*Given records:*
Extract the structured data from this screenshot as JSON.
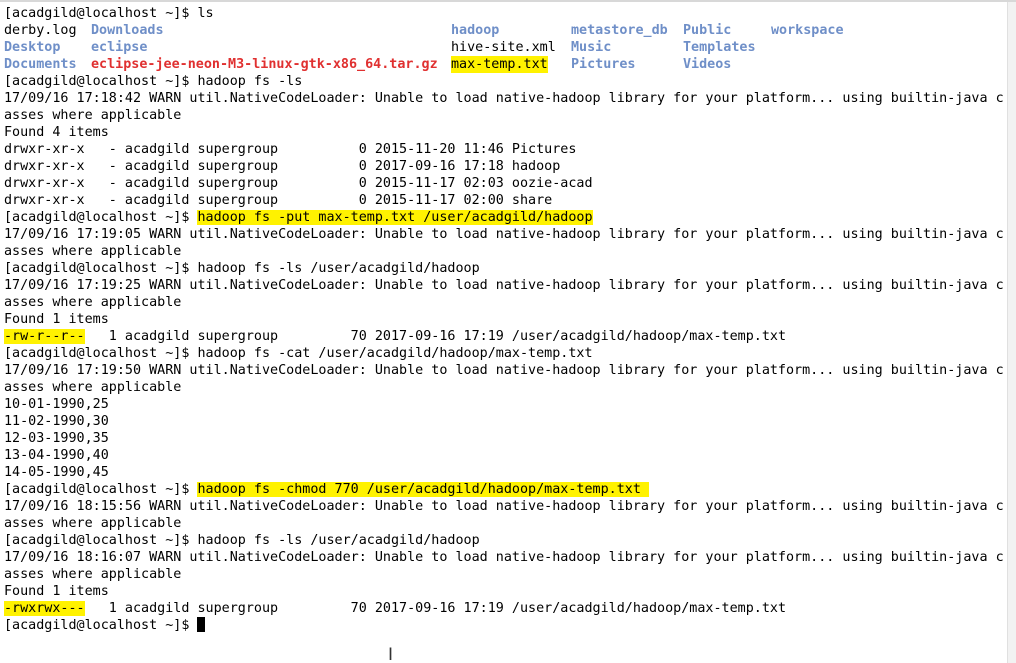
{
  "prompt": "[acadgild@localhost ~]$ ",
  "ls_command": "[acadgild@localhost ~]$ ls",
  "ls_listing": [
    [
      {
        "text": "derby.log",
        "kind": "file"
      },
      {
        "text": "Downloads",
        "kind": "dir"
      },
      {
        "text": "hadoop",
        "kind": "dir"
      },
      {
        "text": "metastore_db",
        "kind": "dir"
      },
      {
        "text": "Public",
        "kind": "dir"
      },
      {
        "text": "workspace",
        "kind": "dir"
      }
    ],
    [
      {
        "text": "Desktop",
        "kind": "dir"
      },
      {
        "text": "eclipse",
        "kind": "dir"
      },
      {
        "text": "hive-site.xml",
        "kind": "file"
      },
      {
        "text": "Music",
        "kind": "dir"
      },
      {
        "text": "Templates",
        "kind": "dir"
      },
      {
        "text": "",
        "kind": "file"
      }
    ],
    [
      {
        "text": "Documents",
        "kind": "dir"
      },
      {
        "text": "eclipse-jee-neon-M3-linux-gtk-x86_64.tar.gz",
        "kind": "archive"
      },
      {
        "text": "max-temp.txt",
        "kind": "highlighted"
      },
      {
        "text": "Pictures",
        "kind": "dir"
      },
      {
        "text": "Videos",
        "kind": "dir"
      },
      {
        "text": "",
        "kind": "file"
      }
    ]
  ],
  "highlight_color": "#fff200",
  "dir_color": "#6f8fc8",
  "archive_color": "#e03030",
  "lines": [
    {
      "text": "[acadgild@localhost ~]$ hadoop fs -ls"
    },
    {
      "text": "17/09/16 17:18:42 WARN util.NativeCodeLoader: Unable to load native-hadoop library for your platform... using builtin-java cl"
    },
    {
      "text": "asses where applicable"
    },
    {
      "text": "Found 4 items"
    },
    {
      "text": "drwxr-xr-x   - acadgild supergroup          0 2015-11-20 11:46 Pictures"
    },
    {
      "text": "drwxr-xr-x   - acadgild supergroup          0 2017-09-16 17:18 hadoop"
    },
    {
      "text": "drwxr-xr-x   - acadgild supergroup          0 2015-11-17 02:03 oozie-acad"
    },
    {
      "text": "drwxr-xr-x   - acadgild supergroup          0 2015-11-17 02:00 share"
    },
    {
      "pre": "[acadgild@localhost ~]$ ",
      "hl": "hadoop fs -put max-temp.txt /user/acadgild/hadoop",
      "post": ""
    },
    {
      "text": "17/09/16 17:19:05 WARN util.NativeCodeLoader: Unable to load native-hadoop library for your platform... using builtin-java cl"
    },
    {
      "text": "asses where applicable"
    },
    {
      "text": "[acadgild@localhost ~]$ hadoop fs -ls /user/acadgild/hadoop"
    },
    {
      "text": "17/09/16 17:19:25 WARN util.NativeCodeLoader: Unable to load native-hadoop library for your platform... using builtin-java cl"
    },
    {
      "text": "asses where applicable"
    },
    {
      "text": "Found 1 items"
    },
    {
      "pre": "",
      "hl": "-rw-r--r--",
      "post": "   1 acadgild supergroup         70 2017-09-16 17:19 /user/acadgild/hadoop/max-temp.txt"
    },
    {
      "text": "[acadgild@localhost ~]$ hadoop fs -cat /user/acadgild/hadoop/max-temp.txt"
    },
    {
      "text": "17/09/16 17:19:50 WARN util.NativeCodeLoader: Unable to load native-hadoop library for your platform... using builtin-java cl"
    },
    {
      "text": "asses where applicable"
    },
    {
      "text": "10-01-1990,25"
    },
    {
      "text": "11-02-1990,30"
    },
    {
      "text": "12-03-1990,35"
    },
    {
      "text": "13-04-1990,40"
    },
    {
      "text": "14-05-1990,45"
    },
    {
      "pre": "[acadgild@localhost ~]$ ",
      "hl": "hadoop fs -chmod 770 /user/acadgild/hadoop/max-temp.txt ",
      "post": ""
    },
    {
      "text": "17/09/16 18:15:56 WARN util.NativeCodeLoader: Unable to load native-hadoop library for your platform... using builtin-java cl"
    },
    {
      "text": "asses where applicable"
    },
    {
      "text": "[acadgild@localhost ~]$ hadoop fs -ls /user/acadgild/hadoop"
    },
    {
      "text": "17/09/16 18:16:07 WARN util.NativeCodeLoader: Unable to load native-hadoop library for your platform... using builtin-java cl"
    },
    {
      "text": "asses where applicable"
    },
    {
      "text": "Found 1 items"
    },
    {
      "pre": "",
      "hl": "-rwxrwx---",
      "post": "   1 acadgild supergroup         70 2017-09-16 17:19 /user/acadgild/hadoop/max-temp.txt"
    }
  ],
  "icons": {
    "cursor": "block-cursor-icon",
    "mouse": "text-ibeam-icon"
  },
  "ibeam_glyph": "I"
}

*Task:*
Transcribe the full listing above exactly as it stands, minus the pictures.

*Solution to this problem:*
Extract the structured data from this screenshot as JSON.
{
  "prompt": "[acadgild@localhost ~]$ ",
  "ls_command": "[acadgild@localhost ~]$ ls",
  "ls_listing": [
    [
      {
        "text": "derby.log",
        "kind": "file"
      },
      {
        "text": "Downloads",
        "kind": "dir"
      },
      {
        "text": "hadoop",
        "kind": "dir"
      },
      {
        "text": "metastore_db",
        "kind": "dir"
      },
      {
        "text": "Public",
        "kind": "dir"
      },
      {
        "text": "workspace",
        "kind": "dir"
      }
    ],
    [
      {
        "text": "Desktop",
        "kind": "dir"
      },
      {
        "text": "eclipse",
        "kind": "dir"
      },
      {
        "text": "hive-site.xml",
        "kind": "file"
      },
      {
        "text": "Music",
        "kind": "dir"
      },
      {
        "text": "Templates",
        "kind": "dir"
      },
      {
        "text": "",
        "kind": "file"
      }
    ],
    [
      {
        "text": "Documents",
        "kind": "dir"
      },
      {
        "text": "eclipse-jee-neon-M3-linux-gtk-x86_64.tar.gz",
        "kind": "archive"
      },
      {
        "text": "max-temp.txt",
        "kind": "highlighted"
      },
      {
        "text": "Pictures",
        "kind": "dir"
      },
      {
        "text": "Videos",
        "kind": "dir"
      },
      {
        "text": "",
        "kind": "file"
      }
    ]
  ],
  "highlight_color": "#fff200",
  "dir_color": "#6f8fc8",
  "archive_color": "#e03030",
  "lines": [
    {
      "text": "[acadgild@localhost ~]$ hadoop fs -ls"
    },
    {
      "text": "17/09/16 17:18:42 WARN util.NativeCodeLoader: Unable to load native-hadoop library for your platform... using builtin-java cl"
    },
    {
      "text": "asses where applicable"
    },
    {
      "text": "Found 4 items"
    },
    {
      "text": "drwxr-xr-x   - acadgild supergroup          0 2015-11-20 11:46 Pictures"
    },
    {
      "text": "drwxr-xr-x   - acadgild supergroup          0 2017-09-16 17:18 hadoop"
    },
    {
      "text": "drwxr-xr-x   - acadgild supergroup          0 2015-11-17 02:03 oozie-acad"
    },
    {
      "text": "drwxr-xr-x   - acadgild supergroup          0 2015-11-17 02:00 share"
    },
    {
      "pre": "[acadgild@localhost ~]$ ",
      "hl": "hadoop fs -put max-temp.txt /user/acadgild/hadoop",
      "post": ""
    },
    {
      "text": "17/09/16 17:19:05 WARN util.NativeCodeLoader: Unable to load native-hadoop library for your platform... using builtin-java cl"
    },
    {
      "text": "asses where applicable"
    },
    {
      "text": "[acadgild@localhost ~]$ hadoop fs -ls /user/acadgild/hadoop"
    },
    {
      "text": "17/09/16 17:19:25 WARN util.NativeCodeLoader: Unable to load native-hadoop library for your platform... using builtin-java cl"
    },
    {
      "text": "asses where applicable"
    },
    {
      "text": "Found 1 items"
    },
    {
      "pre": "",
      "hl": "-rw-r--r--",
      "post": "   1 acadgild supergroup         70 2017-09-16 17:19 /user/acadgild/hadoop/max-temp.txt"
    },
    {
      "text": "[acadgild@localhost ~]$ hadoop fs -cat /user/acadgild/hadoop/max-temp.txt"
    },
    {
      "text": "17/09/16 17:19:50 WARN util.NativeCodeLoader: Unable to load native-hadoop library for your platform... using builtin-java cl"
    },
    {
      "text": "asses where applicable"
    },
    {
      "text": "10-01-1990,25"
    },
    {
      "text": "11-02-1990,30"
    },
    {
      "text": "12-03-1990,35"
    },
    {
      "text": "13-04-1990,40"
    },
    {
      "text": "14-05-1990,45"
    },
    {
      "pre": "[acadgild@localhost ~]$ ",
      "hl": "hadoop fs -chmod 770 /user/acadgild/hadoop/max-temp.txt ",
      "post": ""
    },
    {
      "text": "17/09/16 18:15:56 WARN util.NativeCodeLoader: Unable to load native-hadoop library for your platform... using builtin-java cl"
    },
    {
      "text": "asses where applicable"
    },
    {
      "text": "[acadgild@localhost ~]$ hadoop fs -ls /user/acadgild/hadoop"
    },
    {
      "text": "17/09/16 18:16:07 WARN util.NativeCodeLoader: Unable to load native-hadoop library for your platform... using builtin-java cl"
    },
    {
      "text": "asses where applicable"
    },
    {
      "text": "Found 1 items"
    },
    {
      "pre": "",
      "hl": "-rwxrwx---",
      "post": "   1 acadgild supergroup         70 2017-09-16 17:19 /user/acadgild/hadoop/max-temp.txt"
    }
  ],
  "icons": {
    "cursor": "block-cursor-icon",
    "mouse": "text-ibeam-icon"
  },
  "ibeam_glyph": "I"
}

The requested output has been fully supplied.